• **Requirements**
Reproduce all of the material word for word.
⟨
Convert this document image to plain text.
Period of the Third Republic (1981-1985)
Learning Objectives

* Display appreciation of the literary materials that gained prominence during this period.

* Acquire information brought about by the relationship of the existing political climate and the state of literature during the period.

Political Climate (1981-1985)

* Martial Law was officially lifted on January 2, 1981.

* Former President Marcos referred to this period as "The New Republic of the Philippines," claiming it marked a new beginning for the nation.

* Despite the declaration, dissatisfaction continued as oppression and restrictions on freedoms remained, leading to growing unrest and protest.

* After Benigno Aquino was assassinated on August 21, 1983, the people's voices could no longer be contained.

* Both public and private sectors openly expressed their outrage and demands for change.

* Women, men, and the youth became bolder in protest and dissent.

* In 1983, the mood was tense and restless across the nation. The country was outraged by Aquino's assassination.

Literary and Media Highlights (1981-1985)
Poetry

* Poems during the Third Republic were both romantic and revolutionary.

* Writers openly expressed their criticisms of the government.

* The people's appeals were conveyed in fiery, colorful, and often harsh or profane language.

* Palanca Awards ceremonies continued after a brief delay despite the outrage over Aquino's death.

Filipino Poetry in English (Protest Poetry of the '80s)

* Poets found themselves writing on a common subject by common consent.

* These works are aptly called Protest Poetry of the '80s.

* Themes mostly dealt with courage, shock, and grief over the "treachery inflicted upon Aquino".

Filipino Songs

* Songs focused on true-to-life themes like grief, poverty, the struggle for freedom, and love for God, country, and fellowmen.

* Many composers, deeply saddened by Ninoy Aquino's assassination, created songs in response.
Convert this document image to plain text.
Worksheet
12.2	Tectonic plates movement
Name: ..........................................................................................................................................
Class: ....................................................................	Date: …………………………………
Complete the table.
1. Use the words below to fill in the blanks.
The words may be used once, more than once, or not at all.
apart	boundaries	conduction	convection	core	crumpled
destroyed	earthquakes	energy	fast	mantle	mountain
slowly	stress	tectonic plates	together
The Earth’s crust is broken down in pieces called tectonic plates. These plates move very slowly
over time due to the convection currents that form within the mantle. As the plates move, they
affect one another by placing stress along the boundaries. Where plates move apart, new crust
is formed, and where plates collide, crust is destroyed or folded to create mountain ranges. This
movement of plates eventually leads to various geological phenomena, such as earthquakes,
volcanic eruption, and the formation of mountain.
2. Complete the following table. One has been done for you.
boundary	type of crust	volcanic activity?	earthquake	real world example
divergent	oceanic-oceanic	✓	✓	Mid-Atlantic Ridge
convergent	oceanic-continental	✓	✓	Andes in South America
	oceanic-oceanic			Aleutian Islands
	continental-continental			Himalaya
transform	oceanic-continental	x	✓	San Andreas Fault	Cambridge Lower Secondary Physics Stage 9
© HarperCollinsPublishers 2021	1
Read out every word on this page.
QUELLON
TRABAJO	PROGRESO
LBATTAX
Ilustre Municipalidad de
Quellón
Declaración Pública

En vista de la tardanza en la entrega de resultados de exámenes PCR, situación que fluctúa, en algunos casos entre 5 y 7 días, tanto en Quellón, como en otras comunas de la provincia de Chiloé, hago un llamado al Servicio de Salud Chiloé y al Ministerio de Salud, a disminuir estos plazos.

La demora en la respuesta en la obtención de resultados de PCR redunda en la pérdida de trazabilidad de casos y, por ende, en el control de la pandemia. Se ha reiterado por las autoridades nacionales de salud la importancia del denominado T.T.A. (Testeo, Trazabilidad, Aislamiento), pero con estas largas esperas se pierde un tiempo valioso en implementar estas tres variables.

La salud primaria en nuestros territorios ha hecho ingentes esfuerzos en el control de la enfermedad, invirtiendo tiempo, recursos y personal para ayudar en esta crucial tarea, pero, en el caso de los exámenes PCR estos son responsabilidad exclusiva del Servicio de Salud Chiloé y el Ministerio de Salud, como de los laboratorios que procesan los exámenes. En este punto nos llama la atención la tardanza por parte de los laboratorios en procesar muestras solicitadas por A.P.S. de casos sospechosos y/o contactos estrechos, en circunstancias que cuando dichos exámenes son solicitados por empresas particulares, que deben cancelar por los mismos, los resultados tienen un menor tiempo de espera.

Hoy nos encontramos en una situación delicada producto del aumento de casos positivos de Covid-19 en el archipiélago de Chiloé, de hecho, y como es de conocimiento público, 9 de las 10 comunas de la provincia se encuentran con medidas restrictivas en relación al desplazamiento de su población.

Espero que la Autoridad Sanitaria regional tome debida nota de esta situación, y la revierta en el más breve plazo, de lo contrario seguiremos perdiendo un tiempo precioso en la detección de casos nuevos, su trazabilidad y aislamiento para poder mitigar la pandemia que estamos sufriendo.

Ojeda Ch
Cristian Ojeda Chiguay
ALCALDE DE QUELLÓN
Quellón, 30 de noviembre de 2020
⟩
• **Written response**
Convert this document image to plain text.
Period of the Third Republic (1981-1985)
Learning Objectives

* Display appreciation of the literary materials that gained prominence during this period.

* Acquire information brought about by the relationship of the existing political climate and the state of literature during the period.

Political Climate (1981-1985)

* Martial Law was officially lifted on January 2, 1981.

* Former President Marcos referred to this period as "The New Republic of the Philippines," claiming it marked a new beginning for the nation.

* Despite the declaration, dissatisfaction continued as oppression and restrictions on freedoms remained, leading to growing unrest and protest.

* After Benigno Aquino was assassinated on August 21, 1983, the people's voices could no longer be contained.

* Both public and private sectors openly expressed their outrage and demands for change.

* Women, men, and the youth became bolder in protest and dissent.

* In 1983, the mood was tense and restless across the nation. The country was outraged by Aquino's assassination.

Literary and Media Highlights (1981-1985)
Poetry

* Poems during the Third Republic were both romantic and revolutionary.

* Writers openly expressed their criticisms of the government.

* The people's appeals were conveyed in fiery, colorful, and often harsh or profane language.

* Palanca Awards ceremonies continued after a brief delay despite the outrage over Aquino's death.

Filipino Poetry in English (Protest Poetry of the '80s)

* Poets found themselves writing on a common subject by common consent.

* These works are aptly called Protest Poetry of the '80s.

* Themes mostly dealt with courage, shock, and grief over the "treachery inflicted upon Aquino".

Filipino Songs

* Songs focused on true-to-life themes like grief, poverty, the struggle for freedom, and love for God, country, and fellowmen.

* Many composers, deeply saddened by Ninoy Aquino's assassination, created songs in response.
Convert this document image to plain text.
Worksheet
12.2	Tectonic plates movement
Name: ..........................................................................................................................................
Class: ....................................................................	Date: …………………………………
Complete the table.
1. Use the words below to fill in the blanks.
The words may be used once, more than once, or not at all.
apart	boundaries	conduction	convection	core	crumpled
destroyed	earthquakes	energy	fast	mantle	mountain
slowly	stress	tectonic plates	together
The Earth’s crust is broken down in pieces called tectonic plates. These plates move very slowly
over time due to the convection currents that form within the mantle. As the plates move, they
affect one another by placing stress along the boundaries. Where plates move apart, new crust
is formed, and where plates collide, crust is destroyed or folded to create mountain ranges. This
movement of plates eventually leads to various geological phenomena, such as earthquakes,
volcanic eruption, and the formation of mountain.
2. Complete the following table. One has been done for you.
boundary	type of crust	volcanic activity?	earthquake	real world example
divergent	oceanic-oceanic	✓	✓	Mid-Atlantic Ridge
convergent	oceanic-continental	✓	✓	Andes in South America
	oceanic-oceanic			Aleutian Islands
	continental-continental			Himalaya
transform	oceanic-continental	x	✓	San Andreas Fault	Cambridge Lower Secondary Physics Stage 9
© HarperCollinsPublishers 2021	1
Read out every word on this page.
QUELLON
TRABAJO	PROGRESO
LBATTAX
Ilustre Municipalidad de
Quellón
Declaración Pública

En vista de la tardanza en la entrega de resultados de exámenes PCR, situación que fluctúa, en algunos casos entre 5 y 7 días, tanto en Quellón, como en otras comunas de la provincia de Chiloé, hago un llamado al Servicio de Salud Chiloé y al Ministerio de Salud, a disminuir estos plazos.

La demora en la respuesta en la obtención de resultados de PCR redunda en la pérdida de trazabilidad de casos y, por ende, en el control de la pandemia. Se ha reiterado por las autoridades nacionales de salud la importancia del denominado T.T.A. (Testeo, Trazabilidad, Aislamiento), pero con estas largas esperas se pierde un tiempo valioso en implementar estas tres variables.

La salud primaria en nuestros territorios ha hecho ingentes esfuerzos en el control de la enfermedad, invirtiendo tiempo, recursos y personal para ayudar en esta crucial tarea, pero, en el caso de los exámenes PCR estos son responsabilidad exclusiva del Servicio de Salud Chiloé y el Ministerio de Salud, como de los laboratorios que procesan los exámenes. En este punto nos llama la atención la tardanza por parte de los laboratorios en procesar muestras solicitadas por A.P.S. de casos sospechosos y/o contactos estrechos, en circunstancias que cuando dichos exámenes son solicitados por empresas particulares, que deben cancelar por los mismos, los resultados tienen un menor tiempo de espera.

Hoy nos encontramos en una situación delicada producto del aumento de casos positivos de Covid-19 en el archipiélago de Chiloé, de hecho, y como es de conocimiento público, 9 de las 10 comunas de la provincia se encuentran con medidas restrictivas en relación al desplazamiento de su población.

Espero que la Autoridad Sanitaria regional tome debida nota de esta situación, y la revierta en el más breve plazo, de lo contrario seguiremos perdiendo un tiempo precioso en la detección de casos nuevos, su trazabilidad y aislamiento para poder mitigar la pandemia que estamos sufriendo.

Ojeda Ch
Cristian Ojeda Chiguay
ALCALDE DE QUELLÓN
Quellón, 30 de noviembre de 2020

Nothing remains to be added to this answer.